• _Goal_
Copy every line from the data below in which the string "경동갤러리카페" can be found.

• _Given data_
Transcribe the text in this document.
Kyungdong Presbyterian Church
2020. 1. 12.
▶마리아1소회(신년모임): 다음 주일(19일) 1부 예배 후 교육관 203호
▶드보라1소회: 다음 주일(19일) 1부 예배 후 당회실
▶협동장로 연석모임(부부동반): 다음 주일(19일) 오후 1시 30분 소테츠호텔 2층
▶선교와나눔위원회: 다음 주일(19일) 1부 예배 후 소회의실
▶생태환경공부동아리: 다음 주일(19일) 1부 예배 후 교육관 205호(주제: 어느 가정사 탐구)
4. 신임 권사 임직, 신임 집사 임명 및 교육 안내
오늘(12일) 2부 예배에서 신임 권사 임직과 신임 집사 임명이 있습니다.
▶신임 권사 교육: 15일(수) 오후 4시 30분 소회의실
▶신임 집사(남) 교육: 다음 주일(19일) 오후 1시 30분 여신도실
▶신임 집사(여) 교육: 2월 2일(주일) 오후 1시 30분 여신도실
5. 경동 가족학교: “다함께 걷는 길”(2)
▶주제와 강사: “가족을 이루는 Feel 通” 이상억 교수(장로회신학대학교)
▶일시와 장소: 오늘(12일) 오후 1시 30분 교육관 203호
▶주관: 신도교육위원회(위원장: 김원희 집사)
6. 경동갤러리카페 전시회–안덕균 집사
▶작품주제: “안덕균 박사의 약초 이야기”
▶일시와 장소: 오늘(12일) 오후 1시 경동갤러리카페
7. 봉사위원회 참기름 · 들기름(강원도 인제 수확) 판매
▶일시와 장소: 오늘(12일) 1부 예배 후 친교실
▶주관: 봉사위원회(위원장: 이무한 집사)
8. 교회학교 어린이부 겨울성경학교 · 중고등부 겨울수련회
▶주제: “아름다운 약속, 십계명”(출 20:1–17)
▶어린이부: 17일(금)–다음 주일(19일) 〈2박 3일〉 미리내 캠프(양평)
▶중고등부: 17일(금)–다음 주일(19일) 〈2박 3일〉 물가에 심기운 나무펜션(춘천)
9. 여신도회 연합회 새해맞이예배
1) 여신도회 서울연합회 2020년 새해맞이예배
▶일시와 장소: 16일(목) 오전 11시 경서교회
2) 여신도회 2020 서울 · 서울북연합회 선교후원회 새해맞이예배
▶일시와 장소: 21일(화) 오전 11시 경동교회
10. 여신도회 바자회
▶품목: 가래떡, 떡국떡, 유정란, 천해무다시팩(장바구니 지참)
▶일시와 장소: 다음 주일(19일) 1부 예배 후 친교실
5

• _Solution_
6. 경동갤러리카페 전시회–안덕균 집사
▶일시와 장소: 오늘(12일) 오후 1시 경동갤러리카페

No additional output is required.